**Instruções e requisitos**
Por favor, prossiga o texto sobre as mulheres revolucionárias do Curdistão a partir da última frase apresentada.

**Texto citado**
Conhecer-se. Falar. Cuidar-se. Essa é a base desde a qual se constrói a revolução.
“Que classe
de mulher queres ser? Que vida queres levar?”, pergunta a comandante
Arian a suas companheiras das YPJ (Unidades de Defesa das Mulheres).
Muitas não sabem o que responder. Olham o chão, suas mãos, seus rostos
refletem a imensidade da pergunta. Nunca se questionou que vida escolhem
para si mesmas, que mulher querem ser ou em que entorno querem viver.
“Se não nos conhecemos não podemos triunfar”, explica Rohash Shexo,
representante na Europa da organização Kongreya Star, guarda-chuva que
acolhe as organizações de mulheres do Curdistão e que pretende extender a
revolução da emancipação da mulher a todo Oriente Médio. “A revolução
se constrói sobre a experiência”, e a primeira coisa é nos conhecermos e
nos organizarmos.
Ainda que
Rohash tenta nos pôr na pele do povo curdo, é difícil alcançar a
compreender a experiência destas mulheres revolucionárias e de um povo
que sofreu 74 genocídios em sua história. Eriça os pelos da pele, as
lágrimas brotam dos olhos, reações puramente físicas. Para interiorizar
suas palavras é preciso de dias. Semanas. Meses. “Sinto falta de minhas
companheiras, a luta, a guerra. Sinto falta de compartilhar sua dor e
suas dificuldades, e compartilhar também a alegria da liberação. É algo
incrível sofrer e depois desfrutar da liberdade”, descreve a comandante
Arian. E outra vez a pele de galinha.

**Informações fornecidas**
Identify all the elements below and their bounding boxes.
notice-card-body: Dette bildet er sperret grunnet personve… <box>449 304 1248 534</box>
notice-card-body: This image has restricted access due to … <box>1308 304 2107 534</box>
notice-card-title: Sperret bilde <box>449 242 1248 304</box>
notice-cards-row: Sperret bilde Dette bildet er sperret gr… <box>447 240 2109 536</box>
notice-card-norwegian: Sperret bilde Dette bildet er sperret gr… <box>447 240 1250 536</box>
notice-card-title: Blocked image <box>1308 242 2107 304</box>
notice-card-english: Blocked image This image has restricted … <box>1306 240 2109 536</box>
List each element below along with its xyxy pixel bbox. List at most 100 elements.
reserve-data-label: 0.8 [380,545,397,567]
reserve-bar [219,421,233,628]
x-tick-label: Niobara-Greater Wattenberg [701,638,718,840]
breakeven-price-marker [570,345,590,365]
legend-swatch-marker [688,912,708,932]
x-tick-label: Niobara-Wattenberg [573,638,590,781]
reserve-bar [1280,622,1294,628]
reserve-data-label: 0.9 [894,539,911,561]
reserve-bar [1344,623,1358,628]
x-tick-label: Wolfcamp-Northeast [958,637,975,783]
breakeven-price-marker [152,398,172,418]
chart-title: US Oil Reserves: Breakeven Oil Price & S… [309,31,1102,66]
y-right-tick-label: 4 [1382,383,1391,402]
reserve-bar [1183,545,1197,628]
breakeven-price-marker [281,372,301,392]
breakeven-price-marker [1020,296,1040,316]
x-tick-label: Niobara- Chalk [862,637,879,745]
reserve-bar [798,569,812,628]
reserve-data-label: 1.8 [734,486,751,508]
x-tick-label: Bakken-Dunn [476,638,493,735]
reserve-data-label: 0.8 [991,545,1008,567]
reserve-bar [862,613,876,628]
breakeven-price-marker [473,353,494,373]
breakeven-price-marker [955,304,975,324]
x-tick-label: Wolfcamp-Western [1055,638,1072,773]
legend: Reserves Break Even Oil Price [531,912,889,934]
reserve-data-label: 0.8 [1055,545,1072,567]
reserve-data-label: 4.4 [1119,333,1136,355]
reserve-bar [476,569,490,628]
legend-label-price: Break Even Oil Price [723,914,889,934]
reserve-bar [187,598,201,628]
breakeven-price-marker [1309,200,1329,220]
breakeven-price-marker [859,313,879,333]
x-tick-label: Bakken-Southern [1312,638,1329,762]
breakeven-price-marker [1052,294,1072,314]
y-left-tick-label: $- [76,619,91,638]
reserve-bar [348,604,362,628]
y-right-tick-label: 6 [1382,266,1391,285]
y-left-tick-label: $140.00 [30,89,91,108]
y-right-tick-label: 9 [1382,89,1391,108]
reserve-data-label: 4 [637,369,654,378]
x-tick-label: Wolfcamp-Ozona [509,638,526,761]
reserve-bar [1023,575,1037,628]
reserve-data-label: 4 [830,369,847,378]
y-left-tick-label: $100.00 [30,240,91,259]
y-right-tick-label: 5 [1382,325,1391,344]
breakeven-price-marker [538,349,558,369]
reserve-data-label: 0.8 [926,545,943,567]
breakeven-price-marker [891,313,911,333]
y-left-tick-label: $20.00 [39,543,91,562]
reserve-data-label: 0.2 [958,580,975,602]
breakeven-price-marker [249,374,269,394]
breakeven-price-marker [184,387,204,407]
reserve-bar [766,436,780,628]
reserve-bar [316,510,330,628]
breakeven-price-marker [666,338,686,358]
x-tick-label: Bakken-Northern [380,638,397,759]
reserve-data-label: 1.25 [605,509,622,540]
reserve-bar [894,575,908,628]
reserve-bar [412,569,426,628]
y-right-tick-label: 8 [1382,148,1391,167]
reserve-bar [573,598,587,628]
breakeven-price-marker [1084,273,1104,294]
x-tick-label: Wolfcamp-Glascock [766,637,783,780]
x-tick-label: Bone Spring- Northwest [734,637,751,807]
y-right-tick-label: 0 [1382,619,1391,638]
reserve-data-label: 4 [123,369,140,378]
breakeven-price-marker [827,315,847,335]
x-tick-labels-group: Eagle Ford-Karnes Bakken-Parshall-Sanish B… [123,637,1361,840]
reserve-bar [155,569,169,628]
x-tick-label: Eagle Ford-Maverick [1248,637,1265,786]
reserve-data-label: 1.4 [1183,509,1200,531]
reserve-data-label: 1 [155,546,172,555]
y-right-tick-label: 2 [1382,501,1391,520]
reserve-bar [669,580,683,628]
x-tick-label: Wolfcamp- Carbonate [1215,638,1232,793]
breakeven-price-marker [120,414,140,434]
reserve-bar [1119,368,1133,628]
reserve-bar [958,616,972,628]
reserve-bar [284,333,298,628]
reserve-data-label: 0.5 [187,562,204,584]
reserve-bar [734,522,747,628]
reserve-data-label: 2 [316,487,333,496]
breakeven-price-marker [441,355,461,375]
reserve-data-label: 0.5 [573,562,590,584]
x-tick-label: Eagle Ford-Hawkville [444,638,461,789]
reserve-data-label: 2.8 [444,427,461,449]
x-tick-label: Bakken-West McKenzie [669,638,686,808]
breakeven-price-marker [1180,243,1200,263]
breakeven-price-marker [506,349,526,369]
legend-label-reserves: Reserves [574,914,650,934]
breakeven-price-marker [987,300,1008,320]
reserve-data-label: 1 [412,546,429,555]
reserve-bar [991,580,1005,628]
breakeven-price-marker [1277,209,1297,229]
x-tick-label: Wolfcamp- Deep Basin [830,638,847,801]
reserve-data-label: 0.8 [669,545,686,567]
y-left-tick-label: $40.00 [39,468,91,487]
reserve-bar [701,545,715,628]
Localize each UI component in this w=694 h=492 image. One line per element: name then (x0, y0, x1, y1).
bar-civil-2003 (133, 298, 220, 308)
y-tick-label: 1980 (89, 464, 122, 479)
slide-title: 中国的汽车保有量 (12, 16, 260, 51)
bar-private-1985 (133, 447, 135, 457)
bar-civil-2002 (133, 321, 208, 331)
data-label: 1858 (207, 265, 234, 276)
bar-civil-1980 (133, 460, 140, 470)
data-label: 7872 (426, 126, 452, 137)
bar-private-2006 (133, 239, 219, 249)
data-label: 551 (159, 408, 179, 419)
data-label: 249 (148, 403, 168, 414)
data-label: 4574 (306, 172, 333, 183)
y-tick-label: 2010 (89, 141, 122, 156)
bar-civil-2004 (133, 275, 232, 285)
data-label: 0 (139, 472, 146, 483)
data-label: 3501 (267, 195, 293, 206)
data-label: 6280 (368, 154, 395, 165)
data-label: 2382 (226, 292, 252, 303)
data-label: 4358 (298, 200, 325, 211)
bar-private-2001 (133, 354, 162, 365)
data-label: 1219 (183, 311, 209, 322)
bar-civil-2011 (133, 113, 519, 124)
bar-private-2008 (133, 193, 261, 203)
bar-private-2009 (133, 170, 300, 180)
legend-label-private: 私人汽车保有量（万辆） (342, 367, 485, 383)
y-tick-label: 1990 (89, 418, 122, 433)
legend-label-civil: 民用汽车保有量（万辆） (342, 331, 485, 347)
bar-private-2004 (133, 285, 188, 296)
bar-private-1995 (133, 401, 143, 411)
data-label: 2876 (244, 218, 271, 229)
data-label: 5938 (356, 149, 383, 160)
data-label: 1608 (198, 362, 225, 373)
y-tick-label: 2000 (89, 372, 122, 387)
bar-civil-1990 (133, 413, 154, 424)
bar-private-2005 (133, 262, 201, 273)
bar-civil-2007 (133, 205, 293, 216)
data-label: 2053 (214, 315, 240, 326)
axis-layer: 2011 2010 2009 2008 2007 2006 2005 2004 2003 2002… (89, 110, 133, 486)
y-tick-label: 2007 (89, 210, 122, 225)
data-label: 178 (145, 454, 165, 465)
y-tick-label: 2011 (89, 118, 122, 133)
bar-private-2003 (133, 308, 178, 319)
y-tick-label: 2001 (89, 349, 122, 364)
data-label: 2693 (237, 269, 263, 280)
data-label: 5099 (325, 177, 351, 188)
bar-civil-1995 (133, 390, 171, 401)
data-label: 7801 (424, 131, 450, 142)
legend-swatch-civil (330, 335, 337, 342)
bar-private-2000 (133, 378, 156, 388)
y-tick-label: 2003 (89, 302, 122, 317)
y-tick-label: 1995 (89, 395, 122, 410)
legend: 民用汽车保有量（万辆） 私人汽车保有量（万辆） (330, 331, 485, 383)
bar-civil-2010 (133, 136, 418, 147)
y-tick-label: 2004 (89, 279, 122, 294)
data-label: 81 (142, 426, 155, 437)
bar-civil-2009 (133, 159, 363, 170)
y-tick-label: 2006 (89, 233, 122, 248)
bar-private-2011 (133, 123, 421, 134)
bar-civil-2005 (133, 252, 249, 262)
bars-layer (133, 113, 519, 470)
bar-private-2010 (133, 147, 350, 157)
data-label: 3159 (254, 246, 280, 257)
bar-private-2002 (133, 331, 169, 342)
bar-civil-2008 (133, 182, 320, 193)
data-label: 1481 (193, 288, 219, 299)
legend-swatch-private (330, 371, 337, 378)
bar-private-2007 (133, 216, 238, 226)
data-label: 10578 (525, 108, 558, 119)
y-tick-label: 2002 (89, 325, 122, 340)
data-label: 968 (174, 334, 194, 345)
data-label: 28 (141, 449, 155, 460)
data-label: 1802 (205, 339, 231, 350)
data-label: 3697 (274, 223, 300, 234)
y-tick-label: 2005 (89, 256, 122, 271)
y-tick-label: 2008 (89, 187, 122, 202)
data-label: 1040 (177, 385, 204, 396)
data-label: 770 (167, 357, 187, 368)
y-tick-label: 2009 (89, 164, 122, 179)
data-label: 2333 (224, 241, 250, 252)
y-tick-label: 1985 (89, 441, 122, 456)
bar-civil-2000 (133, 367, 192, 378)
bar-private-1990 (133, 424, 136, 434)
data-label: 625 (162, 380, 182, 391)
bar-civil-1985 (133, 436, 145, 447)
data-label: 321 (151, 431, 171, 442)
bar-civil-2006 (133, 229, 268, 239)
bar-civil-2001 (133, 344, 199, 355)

**Resposta**
‘Comandante
Arian’ é o filme documentário que se projetou na jornada ‘Rojava:
Revolução de Mulheres’ que organizamos a CNT Comarcal Sul Madrid com
Rojava Azadi, e que contou com a participação de Rohash Shexo, que
narrou em primeira pessoa a história da mulher curda e seu povo. Ante um
salão de atos lotado, Rohash expressou sentir-se “como em Rojava” e
mostrou sua alegria ao constatar o interesse que desperta sua luta e o
perto que nos sentimos deste povo e sua revolução. Uma revolução que
começou em 1980 com a luta das mulheres para conquistar seus direitos e
alcançar a dignidade para seu gênero. A tirania que sofria a mulher se
explica em um exemplo estremecedor que narra o filme. Uma vizinha de
Arian, de 12 ou 13 anos, foi violada e ficou grávida. Quando sua família
a encontrou e descobriu seu estado, a assassinou. Arian teve claro
desde pequena que queria ser guerrilheira. Que não queria essa vida para
ela nem para suas irmãs mulheres. E com 30 anos liderou um batalhão de
mulheres que lutou contra o Daesh e conseguiu expulsá-lo de Kobane, “o
coração do Curdistão”.
“Por
que as revoluções árabes não triunfaram? Por que a revolução curda sim?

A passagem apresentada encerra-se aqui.